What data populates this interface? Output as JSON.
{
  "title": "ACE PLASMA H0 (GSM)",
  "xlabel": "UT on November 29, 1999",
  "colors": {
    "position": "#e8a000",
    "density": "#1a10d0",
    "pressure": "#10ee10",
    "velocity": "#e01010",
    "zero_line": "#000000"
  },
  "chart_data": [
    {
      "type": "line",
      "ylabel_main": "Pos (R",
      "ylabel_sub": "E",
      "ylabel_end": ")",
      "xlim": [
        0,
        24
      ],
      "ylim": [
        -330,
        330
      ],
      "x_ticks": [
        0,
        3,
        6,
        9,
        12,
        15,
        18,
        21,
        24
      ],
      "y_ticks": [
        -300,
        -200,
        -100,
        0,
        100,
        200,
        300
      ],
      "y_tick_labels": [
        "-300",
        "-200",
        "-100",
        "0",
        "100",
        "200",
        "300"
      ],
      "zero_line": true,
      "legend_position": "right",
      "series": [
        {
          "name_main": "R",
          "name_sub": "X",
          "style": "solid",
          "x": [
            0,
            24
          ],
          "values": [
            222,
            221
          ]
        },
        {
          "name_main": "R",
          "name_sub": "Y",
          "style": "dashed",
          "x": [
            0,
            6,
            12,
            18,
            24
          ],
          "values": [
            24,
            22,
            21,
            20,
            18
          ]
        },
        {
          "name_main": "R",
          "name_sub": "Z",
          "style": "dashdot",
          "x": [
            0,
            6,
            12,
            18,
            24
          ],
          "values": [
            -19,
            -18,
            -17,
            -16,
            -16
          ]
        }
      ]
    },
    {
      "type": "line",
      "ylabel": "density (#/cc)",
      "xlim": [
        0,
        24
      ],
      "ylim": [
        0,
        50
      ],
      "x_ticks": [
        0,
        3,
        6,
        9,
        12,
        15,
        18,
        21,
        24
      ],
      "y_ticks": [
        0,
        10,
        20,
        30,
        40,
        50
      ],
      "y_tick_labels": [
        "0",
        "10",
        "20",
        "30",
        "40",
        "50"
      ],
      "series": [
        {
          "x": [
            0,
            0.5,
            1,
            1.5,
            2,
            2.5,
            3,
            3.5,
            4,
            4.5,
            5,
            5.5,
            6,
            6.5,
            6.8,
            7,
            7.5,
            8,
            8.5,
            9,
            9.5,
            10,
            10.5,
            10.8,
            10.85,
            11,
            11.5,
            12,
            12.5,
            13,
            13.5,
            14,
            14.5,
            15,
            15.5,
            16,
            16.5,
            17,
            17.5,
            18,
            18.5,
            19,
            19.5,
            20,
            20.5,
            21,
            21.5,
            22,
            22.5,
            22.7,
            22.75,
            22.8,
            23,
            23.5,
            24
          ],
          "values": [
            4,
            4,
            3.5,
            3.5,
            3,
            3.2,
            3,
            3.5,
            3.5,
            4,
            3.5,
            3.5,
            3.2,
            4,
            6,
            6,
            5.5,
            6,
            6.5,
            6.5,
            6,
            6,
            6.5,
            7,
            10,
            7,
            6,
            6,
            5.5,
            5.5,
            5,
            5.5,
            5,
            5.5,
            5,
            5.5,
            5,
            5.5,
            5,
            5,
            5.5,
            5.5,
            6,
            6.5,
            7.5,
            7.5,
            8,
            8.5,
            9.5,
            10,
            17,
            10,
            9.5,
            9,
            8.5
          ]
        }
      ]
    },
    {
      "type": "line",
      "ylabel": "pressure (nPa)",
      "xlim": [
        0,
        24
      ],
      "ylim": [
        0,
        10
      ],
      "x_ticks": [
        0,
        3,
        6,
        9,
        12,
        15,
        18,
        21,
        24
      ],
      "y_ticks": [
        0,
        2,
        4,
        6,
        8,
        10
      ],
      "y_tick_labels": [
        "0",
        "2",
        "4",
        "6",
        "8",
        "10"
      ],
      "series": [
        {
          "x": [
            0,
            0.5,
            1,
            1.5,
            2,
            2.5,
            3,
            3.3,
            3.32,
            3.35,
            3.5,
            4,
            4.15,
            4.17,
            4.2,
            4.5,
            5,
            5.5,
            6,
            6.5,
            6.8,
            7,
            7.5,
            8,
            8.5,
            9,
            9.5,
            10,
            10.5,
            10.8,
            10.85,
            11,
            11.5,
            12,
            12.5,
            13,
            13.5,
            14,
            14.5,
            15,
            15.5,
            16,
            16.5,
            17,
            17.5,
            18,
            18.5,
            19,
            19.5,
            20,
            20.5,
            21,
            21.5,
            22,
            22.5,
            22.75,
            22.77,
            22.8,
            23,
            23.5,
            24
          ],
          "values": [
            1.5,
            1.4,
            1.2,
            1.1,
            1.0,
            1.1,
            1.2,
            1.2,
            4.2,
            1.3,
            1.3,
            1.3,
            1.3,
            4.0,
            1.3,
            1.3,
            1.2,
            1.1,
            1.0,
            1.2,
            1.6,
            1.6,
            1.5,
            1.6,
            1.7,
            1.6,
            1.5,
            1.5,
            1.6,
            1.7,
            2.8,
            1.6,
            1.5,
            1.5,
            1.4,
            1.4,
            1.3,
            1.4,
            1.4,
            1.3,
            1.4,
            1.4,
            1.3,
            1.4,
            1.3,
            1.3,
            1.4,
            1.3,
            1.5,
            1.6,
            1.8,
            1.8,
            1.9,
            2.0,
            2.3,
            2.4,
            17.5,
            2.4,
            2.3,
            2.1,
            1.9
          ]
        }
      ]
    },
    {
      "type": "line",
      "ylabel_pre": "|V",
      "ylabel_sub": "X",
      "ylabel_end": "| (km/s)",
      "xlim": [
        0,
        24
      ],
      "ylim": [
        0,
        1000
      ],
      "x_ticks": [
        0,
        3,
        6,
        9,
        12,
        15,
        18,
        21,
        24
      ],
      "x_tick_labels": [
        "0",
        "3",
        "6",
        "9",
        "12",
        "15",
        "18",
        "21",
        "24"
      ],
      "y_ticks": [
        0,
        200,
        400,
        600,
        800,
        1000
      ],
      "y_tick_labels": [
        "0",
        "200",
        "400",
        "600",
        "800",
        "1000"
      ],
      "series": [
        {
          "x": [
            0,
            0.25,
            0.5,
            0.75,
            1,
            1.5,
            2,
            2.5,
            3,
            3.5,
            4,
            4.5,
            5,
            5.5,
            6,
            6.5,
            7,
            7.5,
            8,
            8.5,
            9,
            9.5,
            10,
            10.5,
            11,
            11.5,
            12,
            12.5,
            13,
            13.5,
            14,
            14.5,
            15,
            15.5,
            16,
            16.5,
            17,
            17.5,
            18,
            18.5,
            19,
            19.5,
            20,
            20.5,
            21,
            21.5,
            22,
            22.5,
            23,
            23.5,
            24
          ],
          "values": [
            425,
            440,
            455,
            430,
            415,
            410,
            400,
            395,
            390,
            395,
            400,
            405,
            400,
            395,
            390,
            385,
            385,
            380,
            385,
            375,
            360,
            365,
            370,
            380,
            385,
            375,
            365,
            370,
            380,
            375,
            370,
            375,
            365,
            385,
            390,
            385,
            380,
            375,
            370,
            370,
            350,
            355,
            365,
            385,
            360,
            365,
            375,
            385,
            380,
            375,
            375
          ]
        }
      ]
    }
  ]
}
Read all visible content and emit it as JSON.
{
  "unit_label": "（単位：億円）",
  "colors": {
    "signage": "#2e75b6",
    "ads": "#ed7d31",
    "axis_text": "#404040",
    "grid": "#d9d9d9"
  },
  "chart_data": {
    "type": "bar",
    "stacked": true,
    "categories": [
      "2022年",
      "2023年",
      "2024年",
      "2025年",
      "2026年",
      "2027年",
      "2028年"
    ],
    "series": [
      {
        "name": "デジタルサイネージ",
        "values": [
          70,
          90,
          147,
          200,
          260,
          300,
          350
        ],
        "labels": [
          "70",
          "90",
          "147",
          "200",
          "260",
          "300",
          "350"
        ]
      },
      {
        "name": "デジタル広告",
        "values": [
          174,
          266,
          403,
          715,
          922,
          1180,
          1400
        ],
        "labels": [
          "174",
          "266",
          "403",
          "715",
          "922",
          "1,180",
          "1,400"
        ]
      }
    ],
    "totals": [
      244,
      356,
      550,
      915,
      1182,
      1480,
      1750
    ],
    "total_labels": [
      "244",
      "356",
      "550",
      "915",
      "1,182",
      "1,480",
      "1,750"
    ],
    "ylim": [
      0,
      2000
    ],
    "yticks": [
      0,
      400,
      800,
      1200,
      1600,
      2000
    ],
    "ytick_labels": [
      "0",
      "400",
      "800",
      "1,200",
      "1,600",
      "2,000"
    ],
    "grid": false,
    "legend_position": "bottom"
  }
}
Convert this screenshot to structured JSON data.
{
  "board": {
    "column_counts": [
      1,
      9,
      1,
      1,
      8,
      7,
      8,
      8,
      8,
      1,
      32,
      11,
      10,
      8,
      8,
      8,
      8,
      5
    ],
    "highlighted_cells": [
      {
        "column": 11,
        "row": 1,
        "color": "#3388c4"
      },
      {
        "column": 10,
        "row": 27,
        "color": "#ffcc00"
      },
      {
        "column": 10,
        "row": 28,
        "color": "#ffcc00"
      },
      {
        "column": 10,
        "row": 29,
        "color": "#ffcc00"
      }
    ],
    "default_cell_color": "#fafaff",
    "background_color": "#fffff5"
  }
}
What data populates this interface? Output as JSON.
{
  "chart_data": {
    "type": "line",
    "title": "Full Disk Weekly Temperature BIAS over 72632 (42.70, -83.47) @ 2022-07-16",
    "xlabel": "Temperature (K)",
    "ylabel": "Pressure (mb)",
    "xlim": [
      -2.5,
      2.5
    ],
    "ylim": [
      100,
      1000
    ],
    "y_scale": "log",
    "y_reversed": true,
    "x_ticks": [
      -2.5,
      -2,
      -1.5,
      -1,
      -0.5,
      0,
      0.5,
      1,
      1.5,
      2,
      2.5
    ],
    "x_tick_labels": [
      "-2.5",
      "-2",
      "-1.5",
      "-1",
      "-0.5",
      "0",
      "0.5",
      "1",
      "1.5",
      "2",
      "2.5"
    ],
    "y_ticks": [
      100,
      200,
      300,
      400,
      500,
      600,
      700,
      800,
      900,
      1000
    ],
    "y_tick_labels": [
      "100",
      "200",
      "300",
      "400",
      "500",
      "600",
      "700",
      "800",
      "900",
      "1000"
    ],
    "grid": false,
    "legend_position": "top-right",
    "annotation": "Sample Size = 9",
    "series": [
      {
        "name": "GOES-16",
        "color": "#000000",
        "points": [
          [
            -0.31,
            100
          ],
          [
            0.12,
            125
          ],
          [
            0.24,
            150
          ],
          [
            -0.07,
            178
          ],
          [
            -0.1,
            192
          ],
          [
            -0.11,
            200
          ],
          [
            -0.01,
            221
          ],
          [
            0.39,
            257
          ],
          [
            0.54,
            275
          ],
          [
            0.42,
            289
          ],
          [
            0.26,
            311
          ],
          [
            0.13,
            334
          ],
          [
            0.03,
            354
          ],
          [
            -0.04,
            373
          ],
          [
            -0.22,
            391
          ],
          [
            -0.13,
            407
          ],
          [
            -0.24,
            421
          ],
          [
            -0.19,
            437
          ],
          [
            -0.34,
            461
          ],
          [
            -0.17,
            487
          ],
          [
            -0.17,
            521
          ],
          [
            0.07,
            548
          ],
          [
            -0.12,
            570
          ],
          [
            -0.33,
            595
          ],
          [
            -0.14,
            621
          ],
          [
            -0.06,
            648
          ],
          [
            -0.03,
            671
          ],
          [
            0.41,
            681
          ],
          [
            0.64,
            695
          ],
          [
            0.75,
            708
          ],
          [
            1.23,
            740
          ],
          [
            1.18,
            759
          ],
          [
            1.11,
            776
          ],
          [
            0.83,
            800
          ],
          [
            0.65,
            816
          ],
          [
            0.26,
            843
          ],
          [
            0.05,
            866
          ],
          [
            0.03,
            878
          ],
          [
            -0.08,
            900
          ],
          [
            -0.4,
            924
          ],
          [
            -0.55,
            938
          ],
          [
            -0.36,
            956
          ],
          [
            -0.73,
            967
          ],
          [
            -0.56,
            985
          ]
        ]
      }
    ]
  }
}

# [What is being asked]
Return every line in the listing that contains the word "title".

# [Output of the task]
  "title": "ACE PLASMA H0 (GSM)",
    "title": "Full Disk Weekly Temperature BIAS over 72632 (42.70, -83.47) @ 2022-07-16",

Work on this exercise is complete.